GIVEN REQUEST — Keep the wording of each record exactly the same when you repeat it, and leave out pictures.

RECORDS SUPPLIED —
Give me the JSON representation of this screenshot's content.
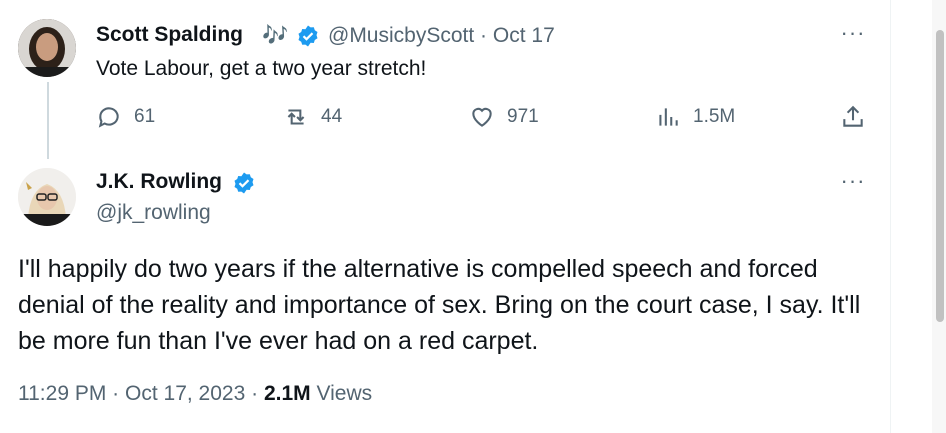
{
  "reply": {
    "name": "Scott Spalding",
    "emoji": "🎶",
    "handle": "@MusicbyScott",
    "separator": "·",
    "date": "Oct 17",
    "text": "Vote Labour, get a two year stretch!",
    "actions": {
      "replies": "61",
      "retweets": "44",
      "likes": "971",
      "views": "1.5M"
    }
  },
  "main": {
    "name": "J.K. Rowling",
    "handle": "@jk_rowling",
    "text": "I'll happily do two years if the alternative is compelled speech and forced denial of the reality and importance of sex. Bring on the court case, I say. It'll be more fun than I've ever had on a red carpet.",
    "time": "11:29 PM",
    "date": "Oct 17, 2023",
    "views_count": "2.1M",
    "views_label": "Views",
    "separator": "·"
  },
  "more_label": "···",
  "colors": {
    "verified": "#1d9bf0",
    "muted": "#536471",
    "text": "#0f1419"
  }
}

SOLUTION TO THE PROBLEM —
Give me the JSON representation of this screenshot's content.
{
  "reply": {
    "name": "Scott Spalding",
    "emoji": "🎶",
    "handle": "@MusicbyScott",
    "separator": "·",
    "date": "Oct 17",
    "text": "Vote Labour, get a two year stretch!",
    "actions": {
      "replies": "61",
      "retweets": "44",
      "likes": "971",
      "views": "1.5M"
    }
  },
  "main": {
    "name": "J.K. Rowling",
    "handle": "@jk_rowling",
    "text": "I'll happily do two years if the alternative is compelled speech and forced denial of the reality and importance of sex. Bring on the court case, I say. It'll be more fun than I've ever had on a red carpet.",
    "time": "11:29 PM",
    "date": "Oct 17, 2023",
    "views_count": "2.1M",
    "views_label": "Views",
    "separator": "·"
  },
  "more_label": "···",
  "colors": {
    "verified": "#1d9bf0",
    "muted": "#536471",
    "text": "#0f1419"
  }
}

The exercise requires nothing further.